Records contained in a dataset
__________

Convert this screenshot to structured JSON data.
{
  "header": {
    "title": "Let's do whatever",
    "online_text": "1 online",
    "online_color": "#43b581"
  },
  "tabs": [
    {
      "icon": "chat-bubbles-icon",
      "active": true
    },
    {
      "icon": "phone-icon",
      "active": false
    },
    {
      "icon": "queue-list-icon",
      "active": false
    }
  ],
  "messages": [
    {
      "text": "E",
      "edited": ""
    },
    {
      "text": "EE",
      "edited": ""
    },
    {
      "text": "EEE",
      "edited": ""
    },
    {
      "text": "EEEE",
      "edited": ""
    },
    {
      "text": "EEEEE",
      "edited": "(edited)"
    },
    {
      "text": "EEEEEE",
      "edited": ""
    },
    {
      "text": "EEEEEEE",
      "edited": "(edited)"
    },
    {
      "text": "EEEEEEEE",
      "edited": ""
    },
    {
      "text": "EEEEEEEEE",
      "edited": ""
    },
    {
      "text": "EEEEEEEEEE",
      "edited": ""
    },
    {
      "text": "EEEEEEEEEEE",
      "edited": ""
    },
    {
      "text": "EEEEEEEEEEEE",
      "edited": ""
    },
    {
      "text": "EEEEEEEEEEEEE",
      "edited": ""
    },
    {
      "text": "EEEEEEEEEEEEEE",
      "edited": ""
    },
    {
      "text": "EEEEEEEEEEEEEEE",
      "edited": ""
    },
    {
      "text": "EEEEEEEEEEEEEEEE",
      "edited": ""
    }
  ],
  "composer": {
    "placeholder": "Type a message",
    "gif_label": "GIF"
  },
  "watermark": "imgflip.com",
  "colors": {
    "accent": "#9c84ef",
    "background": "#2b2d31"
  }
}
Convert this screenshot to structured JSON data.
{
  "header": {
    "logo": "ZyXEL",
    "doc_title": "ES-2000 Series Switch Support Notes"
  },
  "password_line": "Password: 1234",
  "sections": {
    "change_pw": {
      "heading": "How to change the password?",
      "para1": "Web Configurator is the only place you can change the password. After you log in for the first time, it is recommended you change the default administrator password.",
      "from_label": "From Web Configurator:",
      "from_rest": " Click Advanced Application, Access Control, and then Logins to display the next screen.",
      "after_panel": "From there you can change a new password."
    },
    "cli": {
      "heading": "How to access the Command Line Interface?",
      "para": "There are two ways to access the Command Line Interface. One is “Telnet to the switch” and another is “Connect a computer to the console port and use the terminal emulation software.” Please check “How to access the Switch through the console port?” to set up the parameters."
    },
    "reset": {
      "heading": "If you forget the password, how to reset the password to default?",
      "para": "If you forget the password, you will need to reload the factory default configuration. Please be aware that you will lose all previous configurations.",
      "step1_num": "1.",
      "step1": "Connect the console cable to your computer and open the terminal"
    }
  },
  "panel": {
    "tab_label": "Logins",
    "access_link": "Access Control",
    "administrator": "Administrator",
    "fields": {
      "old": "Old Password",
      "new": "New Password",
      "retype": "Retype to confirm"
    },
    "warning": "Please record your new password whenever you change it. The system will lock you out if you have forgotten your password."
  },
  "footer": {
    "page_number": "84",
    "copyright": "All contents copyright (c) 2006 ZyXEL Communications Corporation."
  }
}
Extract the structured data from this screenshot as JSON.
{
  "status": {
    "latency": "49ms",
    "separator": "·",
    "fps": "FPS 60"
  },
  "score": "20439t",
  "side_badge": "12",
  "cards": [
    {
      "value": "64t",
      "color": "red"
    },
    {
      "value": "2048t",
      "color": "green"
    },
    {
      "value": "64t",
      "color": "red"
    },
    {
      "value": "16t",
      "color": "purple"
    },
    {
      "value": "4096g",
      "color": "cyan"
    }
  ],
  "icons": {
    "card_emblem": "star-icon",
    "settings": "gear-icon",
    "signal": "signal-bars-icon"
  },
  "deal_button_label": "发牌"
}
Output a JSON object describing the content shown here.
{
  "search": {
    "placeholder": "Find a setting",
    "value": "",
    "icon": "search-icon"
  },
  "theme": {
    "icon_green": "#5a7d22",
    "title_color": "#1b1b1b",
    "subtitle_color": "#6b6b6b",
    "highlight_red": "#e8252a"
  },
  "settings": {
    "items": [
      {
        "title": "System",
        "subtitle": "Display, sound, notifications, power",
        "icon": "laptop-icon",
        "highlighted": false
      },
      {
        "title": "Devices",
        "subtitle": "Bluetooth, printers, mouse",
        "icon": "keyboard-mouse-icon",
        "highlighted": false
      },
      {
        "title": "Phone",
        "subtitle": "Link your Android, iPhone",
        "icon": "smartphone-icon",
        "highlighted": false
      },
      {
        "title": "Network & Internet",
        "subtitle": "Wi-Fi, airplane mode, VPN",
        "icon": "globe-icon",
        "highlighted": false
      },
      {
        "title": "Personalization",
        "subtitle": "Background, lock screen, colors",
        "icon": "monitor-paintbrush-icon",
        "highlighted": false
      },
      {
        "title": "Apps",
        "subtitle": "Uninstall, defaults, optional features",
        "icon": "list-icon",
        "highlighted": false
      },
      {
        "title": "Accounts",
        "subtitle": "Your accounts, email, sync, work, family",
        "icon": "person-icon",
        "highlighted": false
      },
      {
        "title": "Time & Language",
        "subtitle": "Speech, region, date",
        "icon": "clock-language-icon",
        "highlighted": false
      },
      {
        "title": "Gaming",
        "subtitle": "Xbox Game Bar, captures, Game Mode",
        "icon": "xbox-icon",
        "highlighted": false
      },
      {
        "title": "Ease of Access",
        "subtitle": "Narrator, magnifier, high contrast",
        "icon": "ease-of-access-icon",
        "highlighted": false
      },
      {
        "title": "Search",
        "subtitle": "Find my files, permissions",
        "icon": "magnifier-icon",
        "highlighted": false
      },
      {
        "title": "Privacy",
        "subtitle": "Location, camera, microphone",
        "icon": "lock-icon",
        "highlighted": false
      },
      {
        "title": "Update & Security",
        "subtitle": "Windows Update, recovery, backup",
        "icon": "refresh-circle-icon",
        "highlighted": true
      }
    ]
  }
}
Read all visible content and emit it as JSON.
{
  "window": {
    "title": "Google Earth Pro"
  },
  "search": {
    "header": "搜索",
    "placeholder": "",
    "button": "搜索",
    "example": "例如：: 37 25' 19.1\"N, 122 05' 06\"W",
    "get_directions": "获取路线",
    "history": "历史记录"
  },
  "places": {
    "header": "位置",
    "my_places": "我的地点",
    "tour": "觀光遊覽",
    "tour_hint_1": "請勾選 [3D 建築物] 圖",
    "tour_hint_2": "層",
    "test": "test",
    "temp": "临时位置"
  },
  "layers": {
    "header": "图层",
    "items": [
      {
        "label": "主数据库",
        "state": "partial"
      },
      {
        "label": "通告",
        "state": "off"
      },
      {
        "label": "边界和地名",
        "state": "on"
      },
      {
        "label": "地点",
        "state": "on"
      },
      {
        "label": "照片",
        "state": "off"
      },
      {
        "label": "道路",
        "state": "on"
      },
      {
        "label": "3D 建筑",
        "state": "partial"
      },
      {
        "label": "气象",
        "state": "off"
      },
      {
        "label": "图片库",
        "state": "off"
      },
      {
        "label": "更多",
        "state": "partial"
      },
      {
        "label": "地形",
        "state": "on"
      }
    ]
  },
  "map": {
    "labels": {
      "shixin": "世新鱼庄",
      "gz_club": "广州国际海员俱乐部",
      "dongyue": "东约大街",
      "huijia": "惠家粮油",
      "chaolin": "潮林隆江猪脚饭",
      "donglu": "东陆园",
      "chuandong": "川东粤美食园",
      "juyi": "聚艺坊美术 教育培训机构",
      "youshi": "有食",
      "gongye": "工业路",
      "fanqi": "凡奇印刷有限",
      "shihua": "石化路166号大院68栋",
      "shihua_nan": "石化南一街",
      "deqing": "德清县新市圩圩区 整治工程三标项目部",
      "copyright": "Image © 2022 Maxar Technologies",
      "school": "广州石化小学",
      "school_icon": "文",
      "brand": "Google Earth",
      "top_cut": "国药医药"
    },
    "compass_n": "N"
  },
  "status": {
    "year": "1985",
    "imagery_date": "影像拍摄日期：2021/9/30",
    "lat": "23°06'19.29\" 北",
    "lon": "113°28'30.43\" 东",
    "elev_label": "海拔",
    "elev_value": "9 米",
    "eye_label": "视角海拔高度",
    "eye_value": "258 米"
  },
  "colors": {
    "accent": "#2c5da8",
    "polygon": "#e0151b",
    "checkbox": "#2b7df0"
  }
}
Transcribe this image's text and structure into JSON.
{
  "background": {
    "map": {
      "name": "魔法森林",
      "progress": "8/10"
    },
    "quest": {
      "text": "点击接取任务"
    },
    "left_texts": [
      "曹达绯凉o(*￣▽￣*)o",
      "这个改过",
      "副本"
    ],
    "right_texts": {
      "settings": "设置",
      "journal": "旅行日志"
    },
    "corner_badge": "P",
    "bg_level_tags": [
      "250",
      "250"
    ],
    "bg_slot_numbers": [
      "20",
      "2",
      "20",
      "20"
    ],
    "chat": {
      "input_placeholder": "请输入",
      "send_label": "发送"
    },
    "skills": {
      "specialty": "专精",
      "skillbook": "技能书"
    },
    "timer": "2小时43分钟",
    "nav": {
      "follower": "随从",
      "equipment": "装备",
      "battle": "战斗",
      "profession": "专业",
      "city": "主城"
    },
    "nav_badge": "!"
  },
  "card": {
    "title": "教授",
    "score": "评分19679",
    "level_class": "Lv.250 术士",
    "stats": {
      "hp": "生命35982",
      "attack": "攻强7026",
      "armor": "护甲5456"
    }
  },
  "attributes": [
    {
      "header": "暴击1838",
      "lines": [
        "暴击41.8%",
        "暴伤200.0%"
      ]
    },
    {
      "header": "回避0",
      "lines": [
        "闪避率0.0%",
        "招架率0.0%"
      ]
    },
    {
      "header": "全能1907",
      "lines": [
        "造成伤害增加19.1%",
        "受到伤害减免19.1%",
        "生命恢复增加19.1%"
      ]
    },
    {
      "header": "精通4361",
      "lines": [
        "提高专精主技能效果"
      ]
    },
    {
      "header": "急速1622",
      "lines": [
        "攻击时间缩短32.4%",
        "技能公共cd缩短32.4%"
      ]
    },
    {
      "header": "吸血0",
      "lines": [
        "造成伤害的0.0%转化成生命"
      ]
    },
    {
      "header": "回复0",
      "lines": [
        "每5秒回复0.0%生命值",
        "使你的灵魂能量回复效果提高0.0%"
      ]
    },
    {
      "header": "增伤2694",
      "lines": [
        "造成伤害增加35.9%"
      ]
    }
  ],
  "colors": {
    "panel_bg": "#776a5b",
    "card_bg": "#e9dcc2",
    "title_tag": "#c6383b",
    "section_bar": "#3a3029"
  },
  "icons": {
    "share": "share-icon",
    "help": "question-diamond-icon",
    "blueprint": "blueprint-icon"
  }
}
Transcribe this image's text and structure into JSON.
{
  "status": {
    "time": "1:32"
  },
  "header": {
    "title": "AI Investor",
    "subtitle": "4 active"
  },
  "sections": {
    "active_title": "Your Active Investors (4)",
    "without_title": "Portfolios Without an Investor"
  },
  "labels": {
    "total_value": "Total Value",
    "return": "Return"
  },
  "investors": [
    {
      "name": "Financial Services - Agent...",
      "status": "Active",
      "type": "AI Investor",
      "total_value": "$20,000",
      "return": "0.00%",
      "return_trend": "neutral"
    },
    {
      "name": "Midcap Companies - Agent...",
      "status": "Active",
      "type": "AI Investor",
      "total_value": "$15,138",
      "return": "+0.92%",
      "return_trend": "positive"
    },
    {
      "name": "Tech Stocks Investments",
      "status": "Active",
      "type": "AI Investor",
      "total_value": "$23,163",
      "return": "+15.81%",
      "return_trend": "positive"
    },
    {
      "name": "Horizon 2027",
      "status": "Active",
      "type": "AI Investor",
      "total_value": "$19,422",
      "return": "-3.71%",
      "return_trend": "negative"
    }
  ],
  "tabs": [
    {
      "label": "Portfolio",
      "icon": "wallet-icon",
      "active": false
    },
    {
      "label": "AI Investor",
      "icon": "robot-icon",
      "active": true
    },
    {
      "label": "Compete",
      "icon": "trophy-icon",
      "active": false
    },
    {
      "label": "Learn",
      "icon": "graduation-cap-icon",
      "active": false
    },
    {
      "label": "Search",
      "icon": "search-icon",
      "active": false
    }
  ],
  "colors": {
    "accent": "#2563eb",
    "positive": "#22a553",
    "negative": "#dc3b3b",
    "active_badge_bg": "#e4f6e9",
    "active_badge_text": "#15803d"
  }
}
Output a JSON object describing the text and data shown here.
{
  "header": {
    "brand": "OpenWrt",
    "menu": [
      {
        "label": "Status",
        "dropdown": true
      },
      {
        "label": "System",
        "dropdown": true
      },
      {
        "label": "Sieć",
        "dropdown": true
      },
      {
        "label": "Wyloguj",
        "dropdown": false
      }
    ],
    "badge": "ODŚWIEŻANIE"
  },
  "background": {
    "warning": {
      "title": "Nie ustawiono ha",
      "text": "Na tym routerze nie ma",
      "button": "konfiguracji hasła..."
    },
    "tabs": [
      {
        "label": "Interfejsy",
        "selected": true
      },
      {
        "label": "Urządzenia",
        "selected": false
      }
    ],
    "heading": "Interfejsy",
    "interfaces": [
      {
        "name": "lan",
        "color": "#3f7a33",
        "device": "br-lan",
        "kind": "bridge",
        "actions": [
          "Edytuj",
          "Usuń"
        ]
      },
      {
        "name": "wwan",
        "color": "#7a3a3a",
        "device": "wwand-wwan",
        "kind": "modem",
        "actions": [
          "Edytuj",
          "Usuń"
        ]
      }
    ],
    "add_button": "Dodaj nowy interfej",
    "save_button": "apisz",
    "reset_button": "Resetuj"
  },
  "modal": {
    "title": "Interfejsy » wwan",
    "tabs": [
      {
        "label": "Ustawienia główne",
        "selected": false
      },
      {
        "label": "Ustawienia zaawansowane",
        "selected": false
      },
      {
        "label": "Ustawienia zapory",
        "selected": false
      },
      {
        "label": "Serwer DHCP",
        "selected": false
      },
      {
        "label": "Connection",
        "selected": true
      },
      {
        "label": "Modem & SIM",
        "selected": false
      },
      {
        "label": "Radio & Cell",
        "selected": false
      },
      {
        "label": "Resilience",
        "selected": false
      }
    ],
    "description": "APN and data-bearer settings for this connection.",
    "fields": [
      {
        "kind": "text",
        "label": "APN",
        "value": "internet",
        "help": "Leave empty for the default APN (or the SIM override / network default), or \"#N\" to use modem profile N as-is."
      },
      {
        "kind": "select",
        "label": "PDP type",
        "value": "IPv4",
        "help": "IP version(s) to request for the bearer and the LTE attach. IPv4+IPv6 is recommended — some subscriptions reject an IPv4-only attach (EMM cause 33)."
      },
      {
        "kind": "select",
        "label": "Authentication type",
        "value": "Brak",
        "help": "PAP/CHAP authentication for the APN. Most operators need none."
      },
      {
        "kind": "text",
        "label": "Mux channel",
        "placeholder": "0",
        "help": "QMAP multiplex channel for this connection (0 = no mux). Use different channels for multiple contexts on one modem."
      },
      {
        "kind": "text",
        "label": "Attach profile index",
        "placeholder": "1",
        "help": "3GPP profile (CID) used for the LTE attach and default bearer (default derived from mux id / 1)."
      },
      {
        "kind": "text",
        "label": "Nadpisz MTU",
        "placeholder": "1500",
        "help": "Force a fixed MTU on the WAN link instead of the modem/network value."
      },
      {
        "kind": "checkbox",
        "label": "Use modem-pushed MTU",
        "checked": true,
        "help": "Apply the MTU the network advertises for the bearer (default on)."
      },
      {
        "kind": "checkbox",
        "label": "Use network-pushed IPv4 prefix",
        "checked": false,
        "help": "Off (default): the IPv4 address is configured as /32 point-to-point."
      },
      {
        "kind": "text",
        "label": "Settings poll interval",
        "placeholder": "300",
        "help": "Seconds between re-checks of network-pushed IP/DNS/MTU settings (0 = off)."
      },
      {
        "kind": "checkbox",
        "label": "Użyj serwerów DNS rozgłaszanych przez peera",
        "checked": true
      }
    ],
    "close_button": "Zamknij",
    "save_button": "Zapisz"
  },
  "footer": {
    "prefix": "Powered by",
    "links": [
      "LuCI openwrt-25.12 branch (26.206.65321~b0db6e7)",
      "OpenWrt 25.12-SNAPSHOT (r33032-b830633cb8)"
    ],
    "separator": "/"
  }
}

__________

**Aim of the exercise:**
Search the data above for the word "Google", then gather each line in which it appears.

**Final answer:**
    "title": "Google Earth Pro"
      "brand": "Google Earth",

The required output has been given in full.